■ **TASK INSTRUCTIONS**
Which lines contain the string "image"? Please list every one of them.

[Items from a figure collection]
'''

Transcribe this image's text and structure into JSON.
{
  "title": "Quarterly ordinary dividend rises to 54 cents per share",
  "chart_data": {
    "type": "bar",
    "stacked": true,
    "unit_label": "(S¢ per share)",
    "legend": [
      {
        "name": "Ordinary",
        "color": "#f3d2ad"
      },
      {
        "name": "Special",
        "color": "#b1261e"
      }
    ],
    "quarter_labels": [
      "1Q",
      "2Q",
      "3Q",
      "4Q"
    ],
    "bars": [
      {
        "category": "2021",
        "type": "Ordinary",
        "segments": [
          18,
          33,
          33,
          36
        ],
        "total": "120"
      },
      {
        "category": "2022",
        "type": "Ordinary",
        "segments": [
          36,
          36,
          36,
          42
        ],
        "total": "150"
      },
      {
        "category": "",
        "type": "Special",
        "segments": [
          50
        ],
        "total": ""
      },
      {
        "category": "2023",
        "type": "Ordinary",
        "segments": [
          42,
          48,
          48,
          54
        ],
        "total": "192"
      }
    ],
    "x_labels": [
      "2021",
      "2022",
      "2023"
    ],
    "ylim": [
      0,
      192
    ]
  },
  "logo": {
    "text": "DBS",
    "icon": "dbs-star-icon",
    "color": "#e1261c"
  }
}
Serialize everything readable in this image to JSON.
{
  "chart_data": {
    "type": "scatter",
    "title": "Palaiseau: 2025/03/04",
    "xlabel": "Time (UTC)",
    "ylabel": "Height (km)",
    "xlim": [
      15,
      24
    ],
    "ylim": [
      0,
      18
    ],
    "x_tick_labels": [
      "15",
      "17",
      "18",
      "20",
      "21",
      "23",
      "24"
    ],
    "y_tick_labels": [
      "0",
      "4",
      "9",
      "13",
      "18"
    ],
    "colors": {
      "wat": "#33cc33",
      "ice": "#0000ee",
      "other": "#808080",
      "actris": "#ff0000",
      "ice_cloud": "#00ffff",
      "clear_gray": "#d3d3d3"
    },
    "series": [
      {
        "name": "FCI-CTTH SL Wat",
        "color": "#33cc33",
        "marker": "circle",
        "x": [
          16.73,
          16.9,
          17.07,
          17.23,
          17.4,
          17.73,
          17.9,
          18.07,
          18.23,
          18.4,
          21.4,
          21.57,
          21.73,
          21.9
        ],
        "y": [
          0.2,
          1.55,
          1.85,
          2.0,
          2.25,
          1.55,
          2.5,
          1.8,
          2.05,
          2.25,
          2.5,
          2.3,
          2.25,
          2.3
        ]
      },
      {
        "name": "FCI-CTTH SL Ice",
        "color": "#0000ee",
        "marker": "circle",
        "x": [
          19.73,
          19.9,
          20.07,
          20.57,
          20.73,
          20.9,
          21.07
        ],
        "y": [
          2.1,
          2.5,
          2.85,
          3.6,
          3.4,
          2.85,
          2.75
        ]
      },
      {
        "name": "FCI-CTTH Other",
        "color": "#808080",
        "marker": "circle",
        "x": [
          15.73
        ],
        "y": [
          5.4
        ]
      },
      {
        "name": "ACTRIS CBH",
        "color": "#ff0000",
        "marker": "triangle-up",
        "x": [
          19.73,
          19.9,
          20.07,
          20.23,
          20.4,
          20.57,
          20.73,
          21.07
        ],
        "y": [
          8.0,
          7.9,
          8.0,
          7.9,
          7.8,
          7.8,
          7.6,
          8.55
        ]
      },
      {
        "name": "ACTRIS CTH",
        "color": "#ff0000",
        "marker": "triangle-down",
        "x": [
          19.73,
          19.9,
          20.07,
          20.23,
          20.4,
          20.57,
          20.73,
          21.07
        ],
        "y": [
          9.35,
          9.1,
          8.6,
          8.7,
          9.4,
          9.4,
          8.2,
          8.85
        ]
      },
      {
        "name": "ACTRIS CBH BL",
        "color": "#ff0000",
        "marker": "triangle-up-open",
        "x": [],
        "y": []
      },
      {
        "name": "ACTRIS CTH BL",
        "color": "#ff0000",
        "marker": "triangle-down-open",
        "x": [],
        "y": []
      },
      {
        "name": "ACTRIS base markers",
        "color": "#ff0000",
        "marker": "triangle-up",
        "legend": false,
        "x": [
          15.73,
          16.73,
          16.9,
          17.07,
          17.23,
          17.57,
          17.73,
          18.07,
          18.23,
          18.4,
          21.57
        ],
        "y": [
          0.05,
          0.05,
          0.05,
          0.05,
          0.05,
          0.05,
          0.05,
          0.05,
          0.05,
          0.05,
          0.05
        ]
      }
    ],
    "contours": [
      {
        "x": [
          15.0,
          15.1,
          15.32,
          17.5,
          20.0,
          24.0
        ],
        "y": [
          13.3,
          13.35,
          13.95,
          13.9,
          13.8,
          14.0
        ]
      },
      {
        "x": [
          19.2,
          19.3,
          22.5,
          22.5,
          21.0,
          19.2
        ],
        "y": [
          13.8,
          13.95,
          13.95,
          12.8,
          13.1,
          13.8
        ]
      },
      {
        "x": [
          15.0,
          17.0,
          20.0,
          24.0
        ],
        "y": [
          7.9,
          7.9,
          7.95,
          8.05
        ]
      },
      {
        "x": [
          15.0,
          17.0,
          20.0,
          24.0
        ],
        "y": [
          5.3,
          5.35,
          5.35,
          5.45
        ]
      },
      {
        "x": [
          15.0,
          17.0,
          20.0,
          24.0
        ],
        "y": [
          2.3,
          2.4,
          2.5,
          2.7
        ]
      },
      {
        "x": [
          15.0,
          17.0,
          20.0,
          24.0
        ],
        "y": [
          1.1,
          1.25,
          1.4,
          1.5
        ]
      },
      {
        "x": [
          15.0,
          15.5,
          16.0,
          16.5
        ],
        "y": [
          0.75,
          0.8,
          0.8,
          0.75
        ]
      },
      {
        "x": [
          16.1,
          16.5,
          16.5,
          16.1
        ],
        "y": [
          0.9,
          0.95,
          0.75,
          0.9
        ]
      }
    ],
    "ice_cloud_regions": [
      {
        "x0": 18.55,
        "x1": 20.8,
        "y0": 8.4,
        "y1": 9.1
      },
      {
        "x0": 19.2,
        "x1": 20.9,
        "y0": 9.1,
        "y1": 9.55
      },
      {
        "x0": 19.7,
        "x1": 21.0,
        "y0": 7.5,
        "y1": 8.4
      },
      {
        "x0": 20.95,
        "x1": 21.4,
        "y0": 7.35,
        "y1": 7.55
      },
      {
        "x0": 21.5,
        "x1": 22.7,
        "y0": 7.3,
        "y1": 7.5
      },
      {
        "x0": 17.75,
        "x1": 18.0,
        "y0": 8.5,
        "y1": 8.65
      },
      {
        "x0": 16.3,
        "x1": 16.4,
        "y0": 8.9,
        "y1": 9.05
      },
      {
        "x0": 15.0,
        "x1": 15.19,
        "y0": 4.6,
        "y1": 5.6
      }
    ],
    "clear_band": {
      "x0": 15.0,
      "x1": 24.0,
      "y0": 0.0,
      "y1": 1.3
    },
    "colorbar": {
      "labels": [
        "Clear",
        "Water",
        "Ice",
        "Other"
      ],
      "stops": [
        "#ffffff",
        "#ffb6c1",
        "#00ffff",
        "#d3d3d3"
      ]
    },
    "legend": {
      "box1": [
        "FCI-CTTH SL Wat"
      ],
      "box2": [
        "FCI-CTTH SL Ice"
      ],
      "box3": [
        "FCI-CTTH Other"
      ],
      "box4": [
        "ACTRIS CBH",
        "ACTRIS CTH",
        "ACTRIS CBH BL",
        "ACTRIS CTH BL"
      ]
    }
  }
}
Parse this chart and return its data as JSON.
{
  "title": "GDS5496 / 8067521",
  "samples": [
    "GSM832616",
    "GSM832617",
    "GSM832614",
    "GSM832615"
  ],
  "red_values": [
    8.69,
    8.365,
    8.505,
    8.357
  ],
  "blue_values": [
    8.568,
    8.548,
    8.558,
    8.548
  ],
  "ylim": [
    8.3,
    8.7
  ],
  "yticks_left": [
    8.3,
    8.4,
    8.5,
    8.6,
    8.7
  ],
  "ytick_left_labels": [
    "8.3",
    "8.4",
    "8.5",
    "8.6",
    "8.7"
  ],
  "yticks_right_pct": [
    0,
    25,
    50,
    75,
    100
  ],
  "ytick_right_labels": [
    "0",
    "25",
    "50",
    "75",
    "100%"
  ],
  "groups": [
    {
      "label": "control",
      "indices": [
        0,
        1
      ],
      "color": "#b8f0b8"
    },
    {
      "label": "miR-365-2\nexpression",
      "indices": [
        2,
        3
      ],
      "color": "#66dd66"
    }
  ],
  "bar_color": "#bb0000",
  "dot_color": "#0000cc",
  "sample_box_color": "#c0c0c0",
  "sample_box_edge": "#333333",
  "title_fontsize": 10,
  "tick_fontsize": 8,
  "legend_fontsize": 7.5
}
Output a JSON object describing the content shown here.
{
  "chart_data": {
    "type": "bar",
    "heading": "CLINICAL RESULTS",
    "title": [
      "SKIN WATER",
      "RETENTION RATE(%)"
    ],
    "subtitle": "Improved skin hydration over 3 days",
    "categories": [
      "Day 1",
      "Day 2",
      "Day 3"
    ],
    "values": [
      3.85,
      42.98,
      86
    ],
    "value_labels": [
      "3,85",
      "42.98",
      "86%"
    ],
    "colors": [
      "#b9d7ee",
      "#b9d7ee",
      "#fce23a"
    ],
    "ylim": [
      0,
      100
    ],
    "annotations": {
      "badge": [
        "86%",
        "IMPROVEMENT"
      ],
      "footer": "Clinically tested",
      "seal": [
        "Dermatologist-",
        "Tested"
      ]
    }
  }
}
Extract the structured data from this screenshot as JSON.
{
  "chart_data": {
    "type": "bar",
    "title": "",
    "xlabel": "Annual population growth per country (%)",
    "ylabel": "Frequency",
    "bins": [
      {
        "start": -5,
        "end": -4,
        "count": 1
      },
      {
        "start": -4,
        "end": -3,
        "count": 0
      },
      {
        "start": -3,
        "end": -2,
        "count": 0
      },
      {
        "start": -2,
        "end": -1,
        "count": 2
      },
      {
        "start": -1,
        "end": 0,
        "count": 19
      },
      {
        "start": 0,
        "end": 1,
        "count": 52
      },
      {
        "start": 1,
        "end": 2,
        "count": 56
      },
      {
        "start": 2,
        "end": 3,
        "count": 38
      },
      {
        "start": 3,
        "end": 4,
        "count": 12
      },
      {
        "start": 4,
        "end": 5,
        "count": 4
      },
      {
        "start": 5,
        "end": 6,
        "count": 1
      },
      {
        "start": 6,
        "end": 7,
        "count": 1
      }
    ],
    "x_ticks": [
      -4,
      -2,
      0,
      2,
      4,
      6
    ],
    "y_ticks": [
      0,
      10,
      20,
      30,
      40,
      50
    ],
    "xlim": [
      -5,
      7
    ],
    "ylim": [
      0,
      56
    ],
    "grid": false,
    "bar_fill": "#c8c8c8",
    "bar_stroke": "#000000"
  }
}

'''

■ **SOLUTION**
Transcribe this image's text and structure into JSON.
Serialize everything readable in this image to JSON.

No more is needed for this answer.